Stored data:
----------------

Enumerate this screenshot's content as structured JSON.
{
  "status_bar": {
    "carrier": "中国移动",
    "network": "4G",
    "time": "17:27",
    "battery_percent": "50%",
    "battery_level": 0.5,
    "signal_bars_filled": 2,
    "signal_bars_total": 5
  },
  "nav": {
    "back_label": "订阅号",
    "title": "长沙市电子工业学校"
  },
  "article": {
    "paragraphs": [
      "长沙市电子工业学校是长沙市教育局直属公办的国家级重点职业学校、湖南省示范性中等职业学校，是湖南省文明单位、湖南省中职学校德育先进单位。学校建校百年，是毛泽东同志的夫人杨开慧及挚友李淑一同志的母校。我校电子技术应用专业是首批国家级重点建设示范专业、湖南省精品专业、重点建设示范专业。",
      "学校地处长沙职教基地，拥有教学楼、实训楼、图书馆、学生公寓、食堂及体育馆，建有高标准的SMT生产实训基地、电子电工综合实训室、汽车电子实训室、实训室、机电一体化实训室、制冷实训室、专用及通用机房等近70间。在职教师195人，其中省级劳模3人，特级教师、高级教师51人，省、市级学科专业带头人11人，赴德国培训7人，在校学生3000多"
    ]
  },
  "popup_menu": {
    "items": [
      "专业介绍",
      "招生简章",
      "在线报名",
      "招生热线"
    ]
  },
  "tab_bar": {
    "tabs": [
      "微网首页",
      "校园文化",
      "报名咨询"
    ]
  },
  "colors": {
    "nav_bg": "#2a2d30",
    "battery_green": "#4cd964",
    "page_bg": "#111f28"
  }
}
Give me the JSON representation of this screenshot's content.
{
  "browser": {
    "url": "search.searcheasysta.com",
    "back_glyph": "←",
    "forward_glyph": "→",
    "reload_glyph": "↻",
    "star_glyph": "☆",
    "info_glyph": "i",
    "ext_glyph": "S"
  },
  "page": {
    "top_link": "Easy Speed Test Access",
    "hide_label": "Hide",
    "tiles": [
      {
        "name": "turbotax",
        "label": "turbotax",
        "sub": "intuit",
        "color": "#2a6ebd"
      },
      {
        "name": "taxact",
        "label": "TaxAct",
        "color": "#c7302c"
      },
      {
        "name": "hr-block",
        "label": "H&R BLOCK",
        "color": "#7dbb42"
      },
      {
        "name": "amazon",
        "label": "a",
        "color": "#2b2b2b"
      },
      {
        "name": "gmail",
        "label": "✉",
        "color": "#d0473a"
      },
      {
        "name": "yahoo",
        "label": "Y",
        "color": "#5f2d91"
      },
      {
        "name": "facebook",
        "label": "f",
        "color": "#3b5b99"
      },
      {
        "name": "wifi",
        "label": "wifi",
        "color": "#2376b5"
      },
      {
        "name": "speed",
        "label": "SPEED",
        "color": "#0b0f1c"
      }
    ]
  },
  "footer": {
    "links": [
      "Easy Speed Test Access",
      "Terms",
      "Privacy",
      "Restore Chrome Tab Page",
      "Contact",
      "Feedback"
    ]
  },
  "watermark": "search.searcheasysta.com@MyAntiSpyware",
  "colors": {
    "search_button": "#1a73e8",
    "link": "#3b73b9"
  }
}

----------------

▸ **Written problem**: Write out every entry word for word.

▸ **The reply**:
Enumerate this screenshot's content as structured JSON.
{
  "status_bar": {
    "carrier": "中国移动",
    "network": "4G",
    "time": "17:27",
    "battery_percent": "50%",
    "battery_level": 0.5,
    "signal_bars_filled": 2,
    "signal_bars_total": 5
  },
  "nav": {
    "back_label": "订阅号",
    "title": "长沙市电子工业学校"
  },
  "article": {
    "paragraphs": [
      "长沙市电子工业学校是长沙市教育局直属公办的国家级重点职业学校、湖南省示范性中等职业学校，是湖南省文明单位、湖南省中职学校德育先进单位。学校建校百年，是毛泽东同志的夫人杨开慧及挚友李淑一同志的母校。我校电子技术应用专业是首批国家级重点建设示范专业、湖南省精品专业、重点建设示范专业。",
      "学校地处长沙职教基地，拥有教学楼、实训楼、图书馆、学生公寓、食堂及体育馆，建有高标准的SMT生产实训基地、电子电工综合实训室、汽车电子实训室、实训室、机电一体化实训室、制冷实训室、专用及通用机房等近70间。在职教师195人，其中省级劳模3人，特级教师、高级教师51人，省、市级学科专业带头人11人，赴德国培训7人，在校学生3000多"
    ]
  },
  "popup_menu": {
    "items": [
      "专业介绍",
      "招生简章",
      "在线报名",
      "招生热线"
    ]
  },
  "tab_bar": {
    "tabs": [
      "微网首页",
      "校园文化",
      "报名咨询"
    ]
  },
  "colors": {
    "nav_bg": "#2a2d30",
    "battery_green": "#4cd964",
    "page_bg": "#111f28"
  }
}
Give me the JSON representation of this screenshot's content.
{
  "browser": {
    "url": "search.searcheasysta.com",
    "back_glyph": "←",
    "forward_glyph": "→",
    "reload_glyph": "↻",
    "star_glyph": "☆",
    "info_glyph": "i",
    "ext_glyph": "S"
  },
  "page": {
    "top_link": "Easy Speed Test Access",
    "hide_label": "Hide",
    "tiles": [
      {
        "name": "turbotax",
        "label": "turbotax",
        "sub": "intuit",
        "color": "#2a6ebd"
      },
      {
        "name": "taxact",
        "label": "TaxAct",
        "color": "#c7302c"
      },
      {
        "name": "hr-block",
        "label": "H&R BLOCK",
        "color": "#7dbb42"
      },
      {
        "name": "amazon",
        "label": "a",
        "color": "#2b2b2b"
      },
      {
        "name": "gmail",
        "label": "✉",
        "color": "#d0473a"
      },
      {
        "name": "yahoo",
        "label": "Y",
        "color": "#5f2d91"
      },
      {
        "name": "facebook",
        "label": "f",
        "color": "#3b5b99"
      },
      {
        "name": "wifi",
        "label": "wifi",
        "color": "#2376b5"
      },
      {
        "name": "speed",
        "label": "SPEED",
        "color": "#0b0f1c"
      }
    ]
  },
  "footer": {
    "links": [
      "Easy Speed Test Access",
      "Terms",
      "Privacy",
      "Restore Chrome Tab Page",
      "Contact",
      "Feedback"
    ]
  },
  "watermark": "search.searcheasysta.com@MyAntiSpyware",
  "colors": {
    "search_button": "#1a73e8",
    "link": "#3b73b9"
  }
}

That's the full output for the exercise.